#### Data to process:
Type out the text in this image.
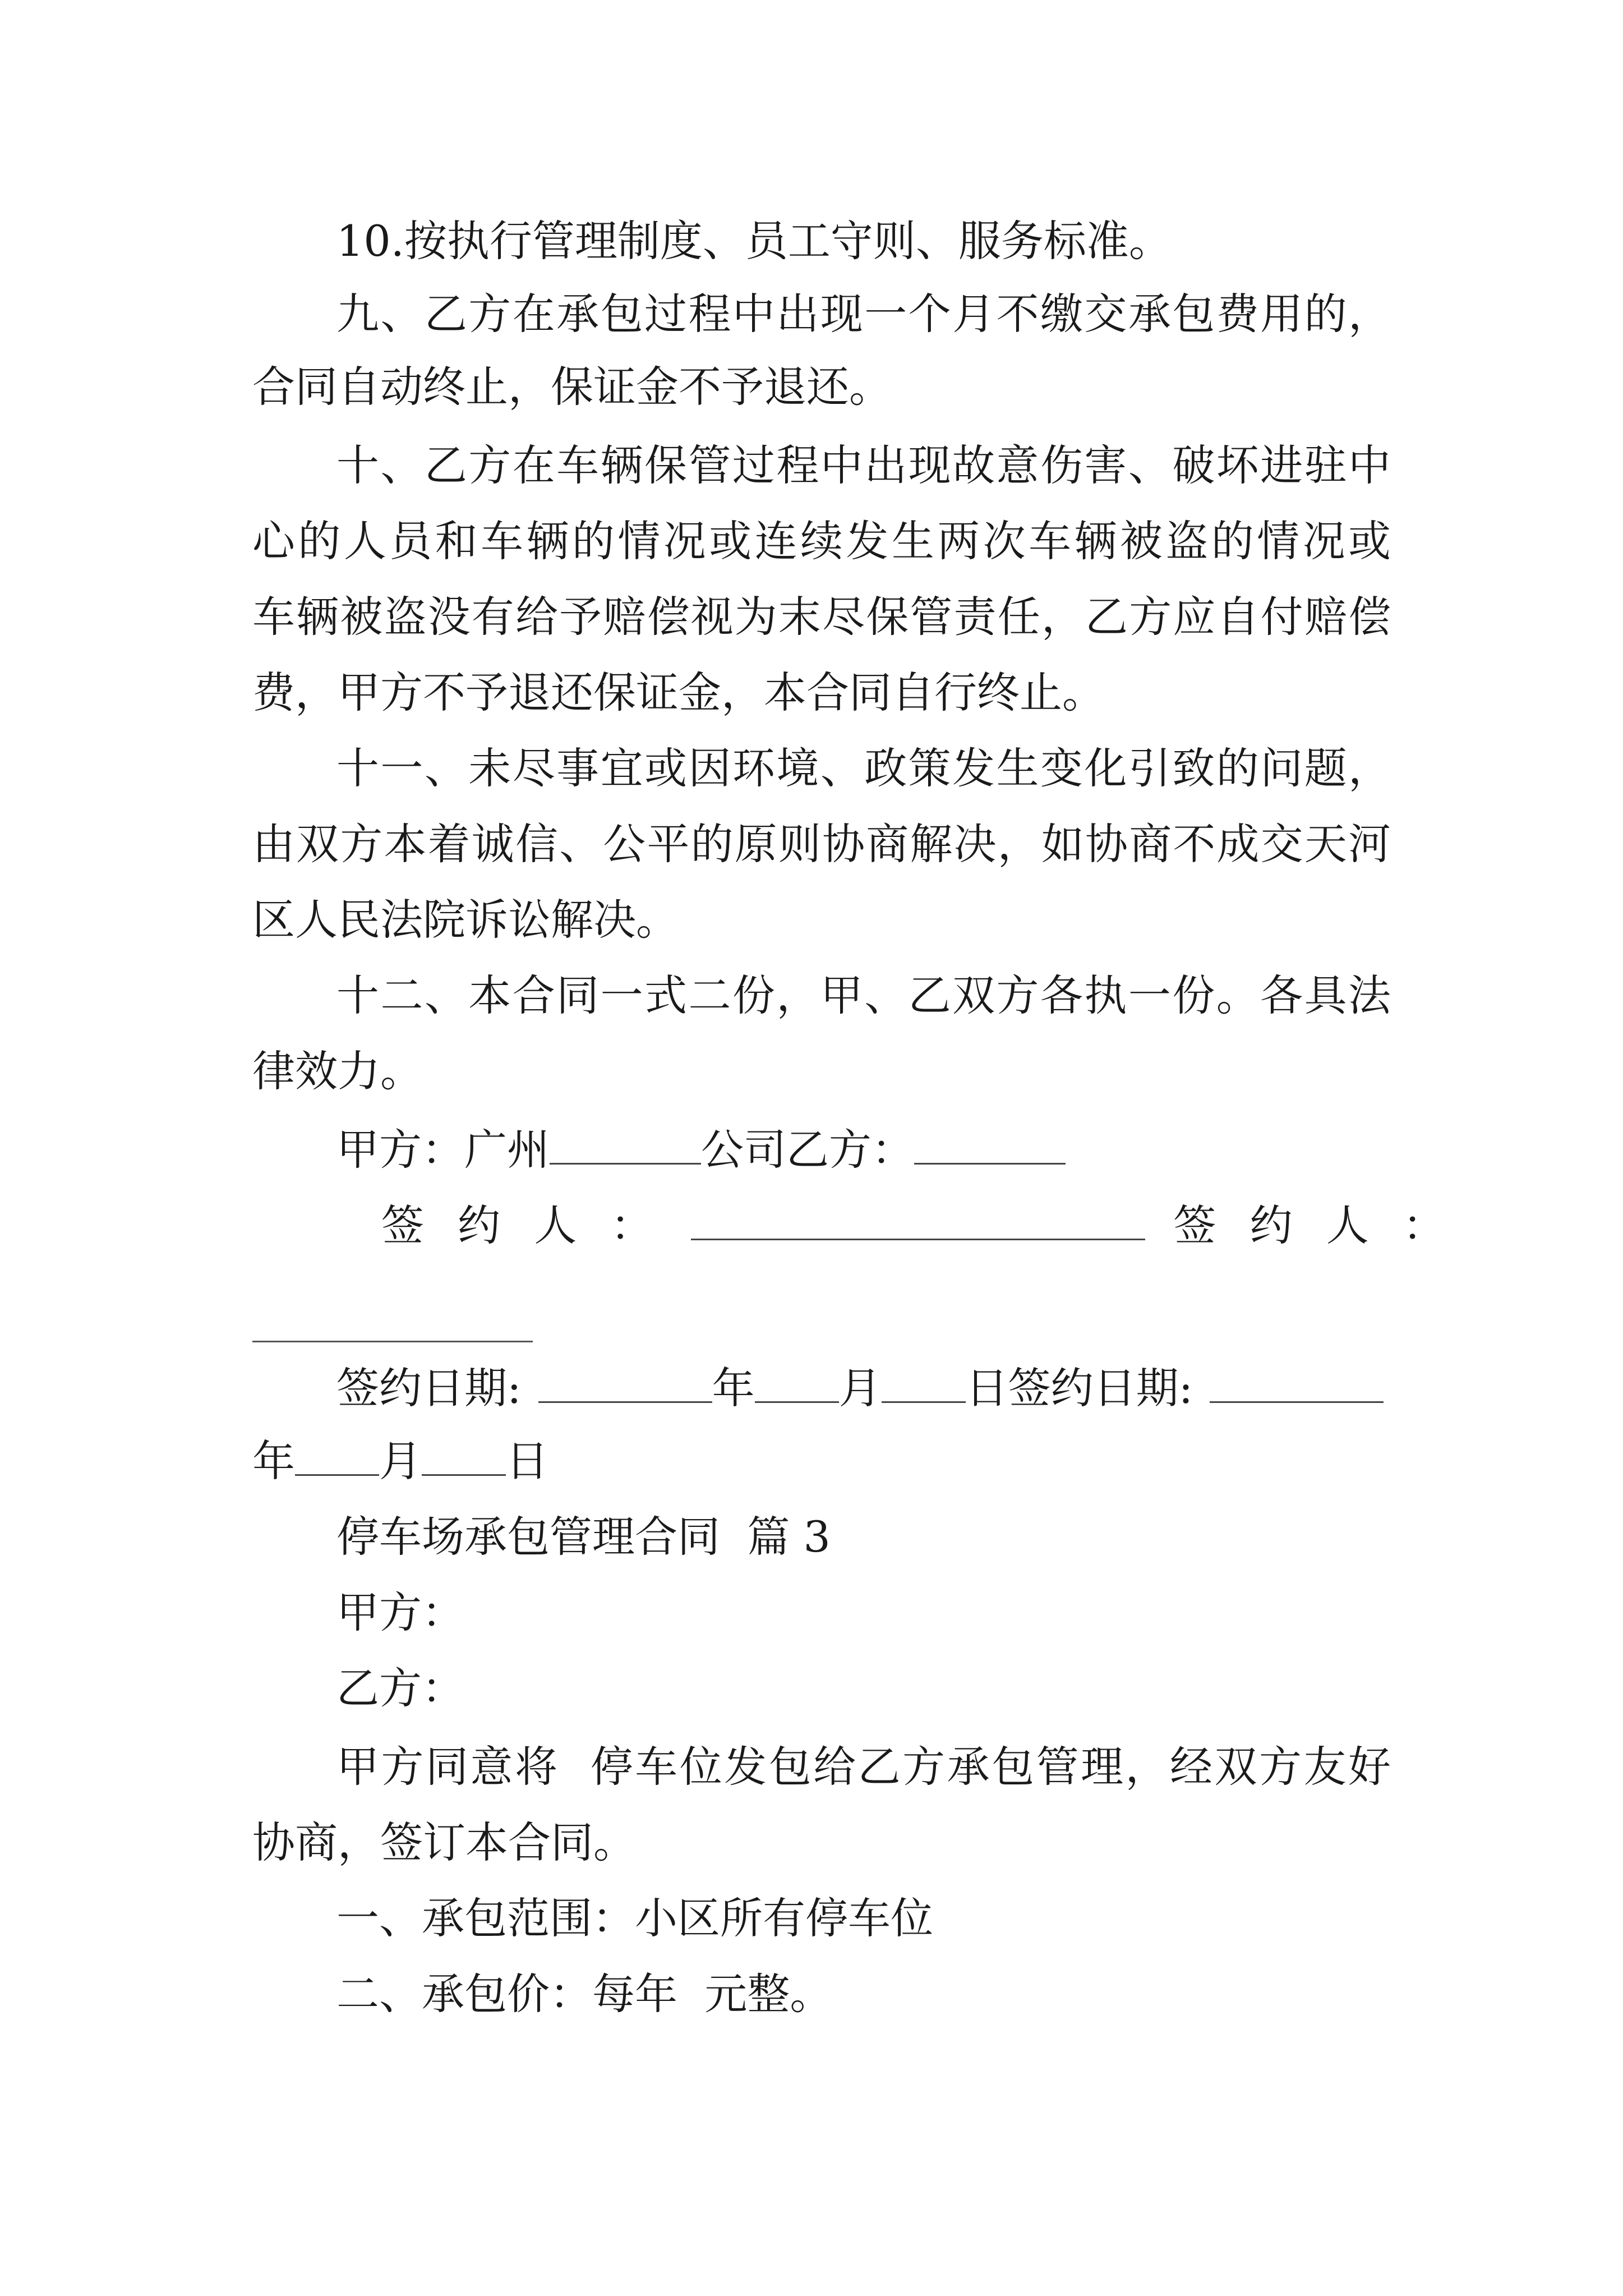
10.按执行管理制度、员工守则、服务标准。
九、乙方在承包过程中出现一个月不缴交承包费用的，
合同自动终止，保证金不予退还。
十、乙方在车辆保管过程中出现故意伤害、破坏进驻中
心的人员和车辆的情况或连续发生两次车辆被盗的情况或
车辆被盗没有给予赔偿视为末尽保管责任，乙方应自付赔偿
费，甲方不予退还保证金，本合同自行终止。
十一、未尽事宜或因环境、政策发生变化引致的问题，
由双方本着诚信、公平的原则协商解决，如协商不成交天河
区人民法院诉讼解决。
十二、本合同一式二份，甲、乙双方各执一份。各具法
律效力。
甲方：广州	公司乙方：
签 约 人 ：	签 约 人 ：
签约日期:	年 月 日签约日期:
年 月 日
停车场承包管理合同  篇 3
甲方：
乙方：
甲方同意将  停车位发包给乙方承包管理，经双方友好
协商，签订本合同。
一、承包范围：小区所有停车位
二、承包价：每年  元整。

#### Set exercise:
The listing above must be printed again exactly, minus its pictures.

#### Exercise response:
Type out the text in this image.
10.按执行管理制度、员工守则、服务标准。
九、乙方在承包过程中出现一个月不缴交承包费用的，
合同自动终止，保证金不予退还。
十、乙方在车辆保管过程中出现故意伤害、破坏进驻中
心的人员和车辆的情况或连续发生两次车辆被盗的情况或
车辆被盗没有给予赔偿视为末尽保管责任，乙方应自付赔偿
费，甲方不予退还保证金，本合同自行终止。
十一、未尽事宜或因环境、政策发生变化引致的问题，
由双方本着诚信、公平的原则协商解决，如协商不成交天河
区人民法院诉讼解决。
十二、本合同一式二份，甲、乙双方各执一份。各具法
律效力。
甲方：广州	公司乙方：
签 约 人 ：	签 约 人 ：
签约日期:	年 月 日签约日期:
年 月 日
停车场承包管理合同  篇 3
甲方：
乙方：
甲方同意将  停车位发包给乙方承包管理，经双方友好
协商，签订本合同。
一、承包范围：小区所有停车位
二、承包价：每年  元整。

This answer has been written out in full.